- _EXERCISE MATERIAL_
● ● ● ●

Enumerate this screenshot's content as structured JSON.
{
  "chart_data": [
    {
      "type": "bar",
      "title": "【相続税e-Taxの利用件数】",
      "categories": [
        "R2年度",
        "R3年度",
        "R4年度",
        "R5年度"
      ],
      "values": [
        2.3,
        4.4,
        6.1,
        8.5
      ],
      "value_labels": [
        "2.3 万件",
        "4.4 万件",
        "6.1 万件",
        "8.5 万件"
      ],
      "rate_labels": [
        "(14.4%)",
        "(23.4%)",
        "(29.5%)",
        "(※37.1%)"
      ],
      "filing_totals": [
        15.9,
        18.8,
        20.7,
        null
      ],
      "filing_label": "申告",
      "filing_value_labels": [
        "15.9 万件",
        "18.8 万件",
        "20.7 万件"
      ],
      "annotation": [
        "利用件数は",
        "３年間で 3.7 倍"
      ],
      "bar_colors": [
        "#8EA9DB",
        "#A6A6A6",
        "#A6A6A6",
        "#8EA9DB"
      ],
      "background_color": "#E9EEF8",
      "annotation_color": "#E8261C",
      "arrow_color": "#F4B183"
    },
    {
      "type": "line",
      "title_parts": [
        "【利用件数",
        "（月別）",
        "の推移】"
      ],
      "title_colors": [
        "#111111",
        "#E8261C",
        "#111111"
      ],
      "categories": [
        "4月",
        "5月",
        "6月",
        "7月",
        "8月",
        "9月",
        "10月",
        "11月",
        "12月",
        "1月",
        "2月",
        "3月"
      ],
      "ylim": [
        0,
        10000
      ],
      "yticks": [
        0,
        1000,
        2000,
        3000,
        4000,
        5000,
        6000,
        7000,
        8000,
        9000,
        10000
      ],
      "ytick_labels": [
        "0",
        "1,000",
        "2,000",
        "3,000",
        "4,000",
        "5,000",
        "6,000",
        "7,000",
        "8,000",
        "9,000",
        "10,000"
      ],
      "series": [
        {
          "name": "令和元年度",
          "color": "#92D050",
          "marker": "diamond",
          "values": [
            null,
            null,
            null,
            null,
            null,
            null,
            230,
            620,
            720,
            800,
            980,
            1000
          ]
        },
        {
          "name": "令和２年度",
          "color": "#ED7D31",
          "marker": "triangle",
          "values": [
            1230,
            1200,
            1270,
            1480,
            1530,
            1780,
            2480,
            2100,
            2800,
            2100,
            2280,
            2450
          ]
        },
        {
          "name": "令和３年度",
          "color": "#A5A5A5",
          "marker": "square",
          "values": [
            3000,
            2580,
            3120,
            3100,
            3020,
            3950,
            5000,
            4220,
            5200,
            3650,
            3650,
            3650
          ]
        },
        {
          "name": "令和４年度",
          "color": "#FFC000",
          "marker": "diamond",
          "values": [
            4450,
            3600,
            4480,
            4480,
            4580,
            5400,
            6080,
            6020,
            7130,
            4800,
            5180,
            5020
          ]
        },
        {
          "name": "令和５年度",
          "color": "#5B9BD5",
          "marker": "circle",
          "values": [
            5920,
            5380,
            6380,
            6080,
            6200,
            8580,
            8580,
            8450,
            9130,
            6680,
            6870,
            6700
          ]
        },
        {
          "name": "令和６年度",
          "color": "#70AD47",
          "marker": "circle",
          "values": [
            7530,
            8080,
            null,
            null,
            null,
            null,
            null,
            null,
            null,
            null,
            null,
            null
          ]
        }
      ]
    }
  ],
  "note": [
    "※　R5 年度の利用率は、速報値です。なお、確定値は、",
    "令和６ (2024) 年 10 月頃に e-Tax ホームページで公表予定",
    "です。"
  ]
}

● ● ● ●

- _WORK TO BE COMPLETED_
Output every line above without altering anything.

- _SOLVED EXERCISE_
Enumerate this screenshot's content as structured JSON.
{
  "chart_data": [
    {
      "type": "bar",
      "title": "【相続税e-Taxの利用件数】",
      "categories": [
        "R2年度",
        "R3年度",
        "R4年度",
        "R5年度"
      ],
      "values": [
        2.3,
        4.4,
        6.1,
        8.5
      ],
      "value_labels": [
        "2.3 万件",
        "4.4 万件",
        "6.1 万件",
        "8.5 万件"
      ],
      "rate_labels": [
        "(14.4%)",
        "(23.4%)",
        "(29.5%)",
        "(※37.1%)"
      ],
      "filing_totals": [
        15.9,
        18.8,
        20.7,
        null
      ],
      "filing_label": "申告",
      "filing_value_labels": [
        "15.9 万件",
        "18.8 万件",
        "20.7 万件"
      ],
      "annotation": [
        "利用件数は",
        "３年間で 3.7 倍"
      ],
      "bar_colors": [
        "#8EA9DB",
        "#A6A6A6",
        "#A6A6A6",
        "#8EA9DB"
      ],
      "background_color": "#E9EEF8",
      "annotation_color": "#E8261C",
      "arrow_color": "#F4B183"
    },
    {
      "type": "line",
      "title_parts": [
        "【利用件数",
        "（月別）",
        "の推移】"
      ],
      "title_colors": [
        "#111111",
        "#E8261C",
        "#111111"
      ],
      "categories": [
        "4月",
        "5月",
        "6月",
        "7月",
        "8月",
        "9月",
        "10月",
        "11月",
        "12月",
        "1月",
        "2月",
        "3月"
      ],
      "ylim": [
        0,
        10000
      ],
      "yticks": [
        0,
        1000,
        2000,
        3000,
        4000,
        5000,
        6000,
        7000,
        8000,
        9000,
        10000
      ],
      "ytick_labels": [
        "0",
        "1,000",
        "2,000",
        "3,000",
        "4,000",
        "5,000",
        "6,000",
        "7,000",
        "8,000",
        "9,000",
        "10,000"
      ],
      "series": [
        {
          "name": "令和元年度",
          "color": "#92D050",
          "marker": "diamond",
          "values": [
            null,
            null,
            null,
            null,
            null,
            null,
            230,
            620,
            720,
            800,
            980,
            1000
          ]
        },
        {
          "name": "令和２年度",
          "color": "#ED7D31",
          "marker": "triangle",
          "values": [
            1230,
            1200,
            1270,
            1480,
            1530,
            1780,
            2480,
            2100,
            2800,
            2100,
            2280,
            2450
          ]
        },
        {
          "name": "令和３年度",
          "color": "#A5A5A5",
          "marker": "square",
          "values": [
            3000,
            2580,
            3120,
            3100,
            3020,
            3950,
            5000,
            4220,
            5200,
            3650,
            3650,
            3650
          ]
        },
        {
          "name": "令和４年度",
          "color": "#FFC000",
          "marker": "diamond",
          "values": [
            4450,
            3600,
            4480,
            4480,
            4580,
            5400,
            6080,
            6020,
            7130,
            4800,
            5180,
            5020
          ]
        },
        {
          "name": "令和５年度",
          "color": "#5B9BD5",
          "marker": "circle",
          "values": [
            5920,
            5380,
            6380,
            6080,
            6200,
            8580,
            8580,
            8450,
            9130,
            6680,
            6870,
            6700
          ]
        },
        {
          "name": "令和６年度",
          "color": "#70AD47",
          "marker": "circle",
          "values": [
            7530,
            8080,
            null,
            null,
            null,
            null,
            null,
            null,
            null,
            null,
            null,
            null
          ]
        }
      ]
    }
  ],
  "note": [
    "※　R5 年度の利用率は、速報値です。なお、確定値は、",
    "令和６ (2024) 年 10 月頃に e-Tax ホームページで公表予定",
    "です。"
  ]
}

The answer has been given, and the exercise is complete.